(Directive):
Report the count of lines containing the word "Longwave" in the entries below, and nothing more.

• • • • • • •

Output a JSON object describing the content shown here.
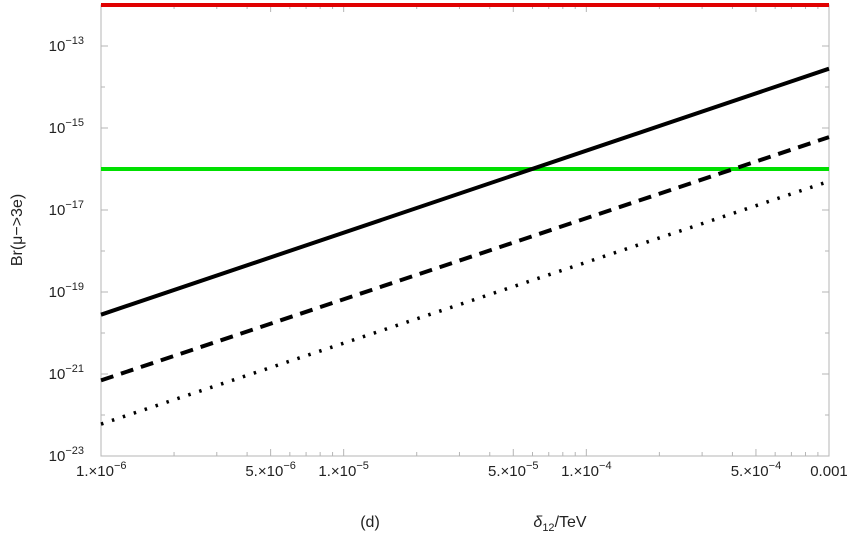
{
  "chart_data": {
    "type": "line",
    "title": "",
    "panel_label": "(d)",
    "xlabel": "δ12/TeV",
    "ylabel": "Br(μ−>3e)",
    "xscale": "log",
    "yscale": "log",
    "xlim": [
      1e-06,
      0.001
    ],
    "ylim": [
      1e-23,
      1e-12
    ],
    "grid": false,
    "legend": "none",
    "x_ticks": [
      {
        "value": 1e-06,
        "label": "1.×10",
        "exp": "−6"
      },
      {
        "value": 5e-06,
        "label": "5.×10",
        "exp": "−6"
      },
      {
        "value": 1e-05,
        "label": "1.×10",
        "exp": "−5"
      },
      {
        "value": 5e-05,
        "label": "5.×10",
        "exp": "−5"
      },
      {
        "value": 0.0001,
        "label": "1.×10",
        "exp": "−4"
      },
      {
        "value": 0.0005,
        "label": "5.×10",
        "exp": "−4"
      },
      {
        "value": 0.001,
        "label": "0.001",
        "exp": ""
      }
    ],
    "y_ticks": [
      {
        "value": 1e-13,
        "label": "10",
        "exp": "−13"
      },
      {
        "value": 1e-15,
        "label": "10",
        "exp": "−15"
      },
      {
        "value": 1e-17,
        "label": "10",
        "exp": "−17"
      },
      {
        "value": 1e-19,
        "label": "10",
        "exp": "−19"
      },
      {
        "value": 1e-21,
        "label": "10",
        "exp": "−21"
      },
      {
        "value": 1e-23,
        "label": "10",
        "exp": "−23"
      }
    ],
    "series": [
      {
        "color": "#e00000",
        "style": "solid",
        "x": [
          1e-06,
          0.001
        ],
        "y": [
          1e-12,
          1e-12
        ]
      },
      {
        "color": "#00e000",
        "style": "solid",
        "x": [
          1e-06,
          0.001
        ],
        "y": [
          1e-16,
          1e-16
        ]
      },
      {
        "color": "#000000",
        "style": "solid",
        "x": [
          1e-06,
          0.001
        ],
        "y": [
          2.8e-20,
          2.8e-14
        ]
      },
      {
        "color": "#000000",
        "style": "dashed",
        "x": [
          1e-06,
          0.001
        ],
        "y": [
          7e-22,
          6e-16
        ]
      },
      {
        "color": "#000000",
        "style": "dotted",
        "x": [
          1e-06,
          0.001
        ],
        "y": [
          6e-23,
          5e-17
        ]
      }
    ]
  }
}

• • • • • • •

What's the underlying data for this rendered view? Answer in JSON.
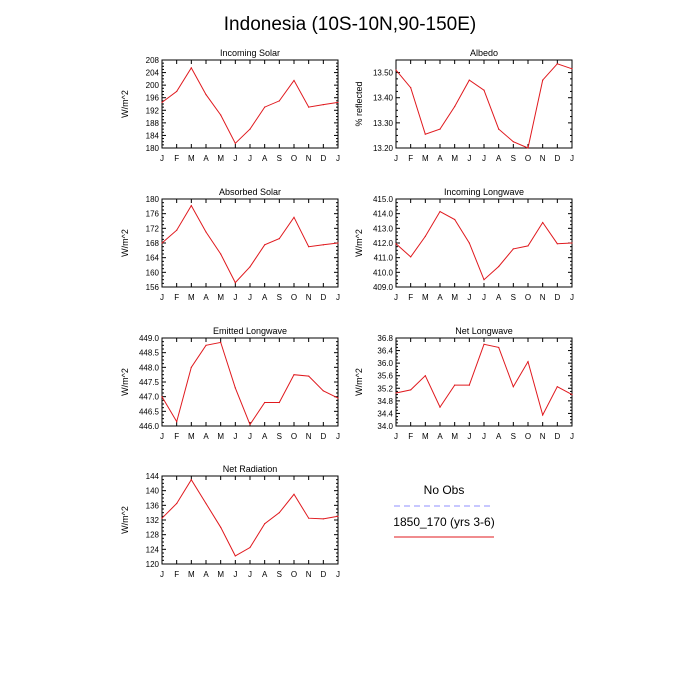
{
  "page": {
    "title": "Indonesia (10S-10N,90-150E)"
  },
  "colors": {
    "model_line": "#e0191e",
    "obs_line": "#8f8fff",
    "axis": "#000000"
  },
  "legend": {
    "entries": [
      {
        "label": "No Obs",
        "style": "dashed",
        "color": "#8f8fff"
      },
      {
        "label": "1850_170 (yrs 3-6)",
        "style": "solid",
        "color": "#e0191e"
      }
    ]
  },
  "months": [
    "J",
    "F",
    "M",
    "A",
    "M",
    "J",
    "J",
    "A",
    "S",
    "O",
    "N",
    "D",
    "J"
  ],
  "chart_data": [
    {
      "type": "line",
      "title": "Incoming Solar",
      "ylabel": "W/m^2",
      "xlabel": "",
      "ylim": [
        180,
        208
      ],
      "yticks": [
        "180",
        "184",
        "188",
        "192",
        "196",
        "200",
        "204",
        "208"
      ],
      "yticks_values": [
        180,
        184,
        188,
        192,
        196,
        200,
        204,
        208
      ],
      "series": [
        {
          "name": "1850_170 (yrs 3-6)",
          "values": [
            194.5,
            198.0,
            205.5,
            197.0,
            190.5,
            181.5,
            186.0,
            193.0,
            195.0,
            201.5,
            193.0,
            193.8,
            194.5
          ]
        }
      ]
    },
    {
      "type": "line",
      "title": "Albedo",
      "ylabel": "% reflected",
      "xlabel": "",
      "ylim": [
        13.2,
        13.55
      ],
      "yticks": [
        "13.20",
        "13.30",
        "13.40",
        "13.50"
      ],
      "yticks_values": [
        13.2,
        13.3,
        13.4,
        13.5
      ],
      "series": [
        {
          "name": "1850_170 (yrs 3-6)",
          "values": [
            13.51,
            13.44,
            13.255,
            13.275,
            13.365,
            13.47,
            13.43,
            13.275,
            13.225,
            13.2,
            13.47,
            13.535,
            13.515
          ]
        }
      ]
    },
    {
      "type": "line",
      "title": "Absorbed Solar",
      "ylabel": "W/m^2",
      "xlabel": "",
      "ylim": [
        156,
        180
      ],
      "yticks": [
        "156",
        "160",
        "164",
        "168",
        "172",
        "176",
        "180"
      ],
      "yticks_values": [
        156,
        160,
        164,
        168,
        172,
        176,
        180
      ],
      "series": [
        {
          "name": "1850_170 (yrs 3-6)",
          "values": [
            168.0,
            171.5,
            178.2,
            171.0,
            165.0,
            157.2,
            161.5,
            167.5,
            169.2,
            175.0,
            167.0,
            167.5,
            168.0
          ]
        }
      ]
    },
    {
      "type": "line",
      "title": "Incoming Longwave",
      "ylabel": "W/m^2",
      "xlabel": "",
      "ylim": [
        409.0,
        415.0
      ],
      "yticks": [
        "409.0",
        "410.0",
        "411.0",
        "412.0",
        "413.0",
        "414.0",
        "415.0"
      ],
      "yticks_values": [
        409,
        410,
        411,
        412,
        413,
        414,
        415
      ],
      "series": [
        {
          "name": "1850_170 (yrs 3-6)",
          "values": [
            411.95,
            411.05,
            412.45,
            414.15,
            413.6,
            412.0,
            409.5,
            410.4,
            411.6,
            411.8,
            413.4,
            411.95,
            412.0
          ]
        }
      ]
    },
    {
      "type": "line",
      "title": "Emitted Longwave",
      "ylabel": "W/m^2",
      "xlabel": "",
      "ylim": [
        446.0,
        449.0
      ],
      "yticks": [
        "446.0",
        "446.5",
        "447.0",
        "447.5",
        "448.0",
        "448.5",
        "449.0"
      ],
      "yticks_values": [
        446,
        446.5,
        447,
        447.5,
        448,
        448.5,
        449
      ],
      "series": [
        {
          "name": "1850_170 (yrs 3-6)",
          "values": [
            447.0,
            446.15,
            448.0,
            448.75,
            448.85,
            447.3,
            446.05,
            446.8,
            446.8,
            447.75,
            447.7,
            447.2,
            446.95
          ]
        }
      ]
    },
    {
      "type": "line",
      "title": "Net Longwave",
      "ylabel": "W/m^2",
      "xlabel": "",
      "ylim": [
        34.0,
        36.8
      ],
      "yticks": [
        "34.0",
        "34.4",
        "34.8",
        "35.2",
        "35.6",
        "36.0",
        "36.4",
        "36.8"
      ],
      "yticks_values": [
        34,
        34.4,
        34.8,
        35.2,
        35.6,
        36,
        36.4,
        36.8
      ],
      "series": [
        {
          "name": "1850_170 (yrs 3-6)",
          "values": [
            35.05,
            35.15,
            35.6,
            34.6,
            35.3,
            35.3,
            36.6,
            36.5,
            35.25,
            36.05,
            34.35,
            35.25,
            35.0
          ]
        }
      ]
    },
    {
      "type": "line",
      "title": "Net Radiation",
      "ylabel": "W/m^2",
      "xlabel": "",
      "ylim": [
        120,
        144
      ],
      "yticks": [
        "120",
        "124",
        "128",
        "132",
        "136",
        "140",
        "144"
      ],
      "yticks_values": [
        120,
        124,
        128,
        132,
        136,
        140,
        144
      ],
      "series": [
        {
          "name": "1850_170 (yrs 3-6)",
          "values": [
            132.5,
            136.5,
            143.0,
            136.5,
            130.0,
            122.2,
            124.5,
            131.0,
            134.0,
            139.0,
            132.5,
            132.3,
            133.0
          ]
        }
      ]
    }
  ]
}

• • • • • • •

(Written answer):
3